__Task details__. Every entry that follows needs to be repeated exactly.

------ Records for this exercise

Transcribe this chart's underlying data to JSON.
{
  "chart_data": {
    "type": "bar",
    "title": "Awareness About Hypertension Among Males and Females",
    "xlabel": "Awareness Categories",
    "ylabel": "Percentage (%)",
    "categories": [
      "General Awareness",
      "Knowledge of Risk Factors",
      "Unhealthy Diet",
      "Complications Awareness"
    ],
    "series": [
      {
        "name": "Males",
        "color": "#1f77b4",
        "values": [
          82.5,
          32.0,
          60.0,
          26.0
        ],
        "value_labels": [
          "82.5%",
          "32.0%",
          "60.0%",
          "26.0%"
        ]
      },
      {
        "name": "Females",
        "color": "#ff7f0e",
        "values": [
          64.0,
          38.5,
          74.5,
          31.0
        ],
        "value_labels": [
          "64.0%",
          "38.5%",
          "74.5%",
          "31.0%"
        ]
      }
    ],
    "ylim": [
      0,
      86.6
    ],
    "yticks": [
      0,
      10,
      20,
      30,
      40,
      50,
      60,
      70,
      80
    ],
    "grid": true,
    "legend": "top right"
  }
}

------------

__Result for this exercise__.
Transcribe this chart's underlying data to JSON.
{
  "chart_data": {
    "type": "bar",
    "title": "Awareness About Hypertension Among Males and Females",
    "xlabel": "Awareness Categories",
    "ylabel": "Percentage (%)",
    "categories": [
      "General Awareness",
      "Knowledge of Risk Factors",
      "Unhealthy Diet",
      "Complications Awareness"
    ],
    "series": [
      {
        "name": "Males",
        "color": "#1f77b4",
        "values": [
          82.5,
          32.0,
          60.0,
          26.0
        ],
        "value_labels": [
          "82.5%",
          "32.0%",
          "60.0%",
          "26.0%"
        ]
      },
      {
        "name": "Females",
        "color": "#ff7f0e",
        "values": [
          64.0,
          38.5,
          74.5,
          31.0
        ],
        "value_labels": [
          "64.0%",
          "38.5%",
          "74.5%",
          "31.0%"
        ]
      }
    ],
    "ylim": [
      0,
      86.6
    ],
    "yticks": [
      0,
      10,
      20,
      30,
      40,
      50,
      60,
      70,
      80
    ],
    "grid": true,
    "legend": "top right"
  }
}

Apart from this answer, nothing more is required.